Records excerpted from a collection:
● ● ●

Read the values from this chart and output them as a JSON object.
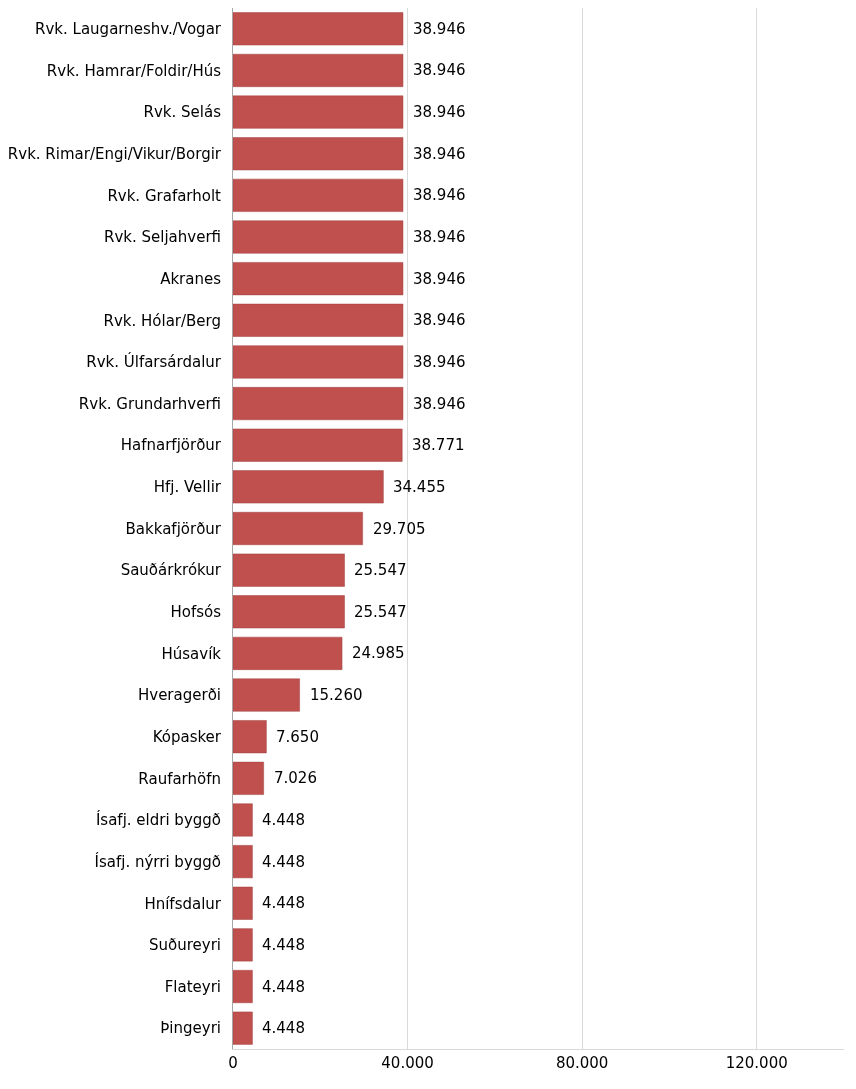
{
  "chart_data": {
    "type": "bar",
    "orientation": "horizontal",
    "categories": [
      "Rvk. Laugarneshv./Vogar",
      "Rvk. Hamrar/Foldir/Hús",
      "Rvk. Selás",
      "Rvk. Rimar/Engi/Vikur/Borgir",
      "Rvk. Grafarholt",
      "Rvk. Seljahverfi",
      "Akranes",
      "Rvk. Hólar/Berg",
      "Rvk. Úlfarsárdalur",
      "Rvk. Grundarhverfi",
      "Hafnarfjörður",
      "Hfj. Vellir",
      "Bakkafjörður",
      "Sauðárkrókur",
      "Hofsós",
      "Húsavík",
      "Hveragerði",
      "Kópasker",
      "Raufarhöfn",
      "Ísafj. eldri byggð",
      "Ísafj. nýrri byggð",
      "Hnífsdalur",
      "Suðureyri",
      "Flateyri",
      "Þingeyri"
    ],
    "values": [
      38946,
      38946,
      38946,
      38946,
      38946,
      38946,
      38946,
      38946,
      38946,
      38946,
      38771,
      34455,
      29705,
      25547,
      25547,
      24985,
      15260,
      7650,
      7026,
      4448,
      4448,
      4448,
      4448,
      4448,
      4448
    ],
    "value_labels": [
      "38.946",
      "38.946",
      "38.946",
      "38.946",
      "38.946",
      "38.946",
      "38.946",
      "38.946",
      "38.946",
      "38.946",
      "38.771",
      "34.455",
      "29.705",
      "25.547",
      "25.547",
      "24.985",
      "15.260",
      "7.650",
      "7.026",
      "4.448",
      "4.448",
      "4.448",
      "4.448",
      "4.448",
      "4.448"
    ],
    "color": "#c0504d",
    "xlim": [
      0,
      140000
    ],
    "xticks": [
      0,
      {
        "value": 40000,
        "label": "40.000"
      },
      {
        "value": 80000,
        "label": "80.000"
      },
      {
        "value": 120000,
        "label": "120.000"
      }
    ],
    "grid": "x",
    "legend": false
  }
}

● ● ●

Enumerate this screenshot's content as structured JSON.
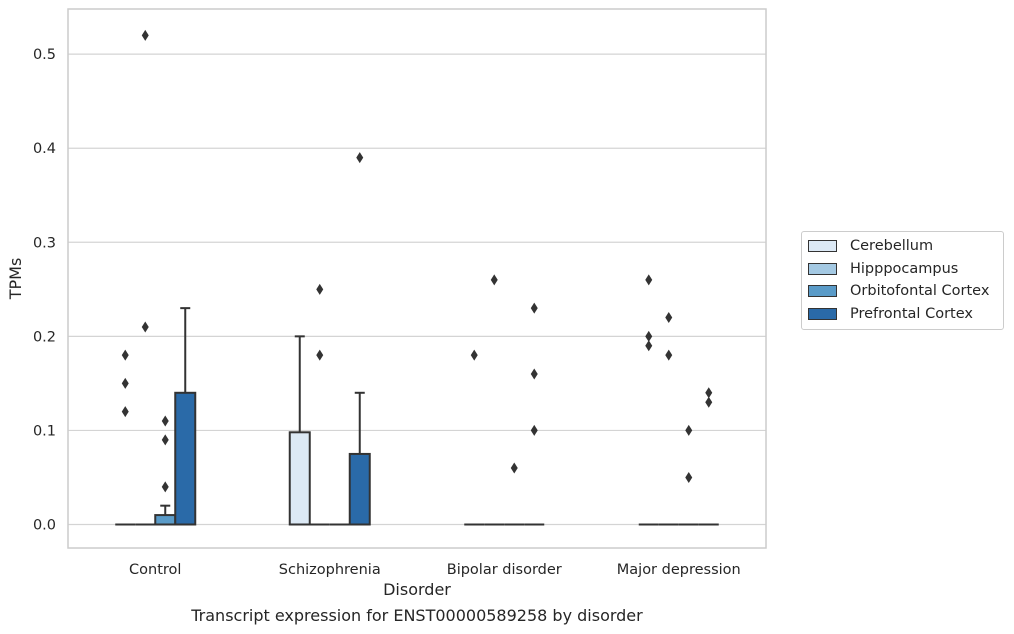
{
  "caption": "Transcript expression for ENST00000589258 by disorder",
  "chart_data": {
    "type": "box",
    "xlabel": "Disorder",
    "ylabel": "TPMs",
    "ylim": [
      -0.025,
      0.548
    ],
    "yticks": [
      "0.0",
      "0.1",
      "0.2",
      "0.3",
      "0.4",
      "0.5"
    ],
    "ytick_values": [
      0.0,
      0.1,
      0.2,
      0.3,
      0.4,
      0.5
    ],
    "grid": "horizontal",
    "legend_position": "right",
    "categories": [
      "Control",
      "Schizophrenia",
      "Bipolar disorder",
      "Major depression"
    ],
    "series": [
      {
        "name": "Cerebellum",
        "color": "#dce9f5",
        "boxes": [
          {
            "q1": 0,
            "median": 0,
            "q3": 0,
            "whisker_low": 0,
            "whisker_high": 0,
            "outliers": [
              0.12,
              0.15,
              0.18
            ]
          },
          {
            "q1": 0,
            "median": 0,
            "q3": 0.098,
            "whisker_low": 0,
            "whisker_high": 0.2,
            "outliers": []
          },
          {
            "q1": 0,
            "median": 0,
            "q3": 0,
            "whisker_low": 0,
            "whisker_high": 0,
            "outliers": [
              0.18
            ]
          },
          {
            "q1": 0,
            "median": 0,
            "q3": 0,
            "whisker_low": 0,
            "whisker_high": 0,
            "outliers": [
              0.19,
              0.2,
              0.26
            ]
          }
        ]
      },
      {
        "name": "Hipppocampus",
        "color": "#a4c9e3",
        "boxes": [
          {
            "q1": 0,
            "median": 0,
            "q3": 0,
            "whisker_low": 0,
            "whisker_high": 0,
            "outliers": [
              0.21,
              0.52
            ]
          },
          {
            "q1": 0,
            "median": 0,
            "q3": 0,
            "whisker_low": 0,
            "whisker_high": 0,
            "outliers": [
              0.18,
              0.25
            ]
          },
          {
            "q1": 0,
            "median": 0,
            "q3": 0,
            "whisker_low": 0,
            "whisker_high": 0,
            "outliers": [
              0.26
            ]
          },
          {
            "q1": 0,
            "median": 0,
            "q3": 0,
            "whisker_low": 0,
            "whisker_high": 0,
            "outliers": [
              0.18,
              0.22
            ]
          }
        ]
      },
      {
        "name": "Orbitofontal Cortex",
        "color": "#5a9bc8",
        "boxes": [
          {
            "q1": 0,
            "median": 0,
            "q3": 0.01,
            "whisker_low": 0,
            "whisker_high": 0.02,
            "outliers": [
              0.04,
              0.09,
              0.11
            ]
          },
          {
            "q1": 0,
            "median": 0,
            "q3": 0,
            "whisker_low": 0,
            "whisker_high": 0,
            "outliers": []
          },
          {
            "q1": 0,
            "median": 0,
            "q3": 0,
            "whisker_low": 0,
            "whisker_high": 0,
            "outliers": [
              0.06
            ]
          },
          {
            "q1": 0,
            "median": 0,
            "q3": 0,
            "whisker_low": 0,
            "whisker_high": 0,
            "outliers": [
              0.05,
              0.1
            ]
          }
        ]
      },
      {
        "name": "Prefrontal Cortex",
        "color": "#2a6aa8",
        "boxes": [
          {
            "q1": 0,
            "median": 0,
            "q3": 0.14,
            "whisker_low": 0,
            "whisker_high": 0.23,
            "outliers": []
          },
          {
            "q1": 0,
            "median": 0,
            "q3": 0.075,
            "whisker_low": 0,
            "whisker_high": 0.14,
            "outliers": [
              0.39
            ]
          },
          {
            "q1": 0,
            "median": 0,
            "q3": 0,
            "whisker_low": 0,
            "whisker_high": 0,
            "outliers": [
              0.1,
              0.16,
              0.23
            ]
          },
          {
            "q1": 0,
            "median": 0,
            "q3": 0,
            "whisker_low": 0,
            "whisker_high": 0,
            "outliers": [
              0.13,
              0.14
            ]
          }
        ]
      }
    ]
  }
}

● ● ●

GIVEN TASK> Search the listing for the word "name" and return each line that holds it.

RESPONSE TO THIS EXERCISE>
        "name": "Cerebellum",
        "name": "Hipppocampus",
        "name": "Orbitofontal Cortex",
        "name": "Prefrontal Cortex",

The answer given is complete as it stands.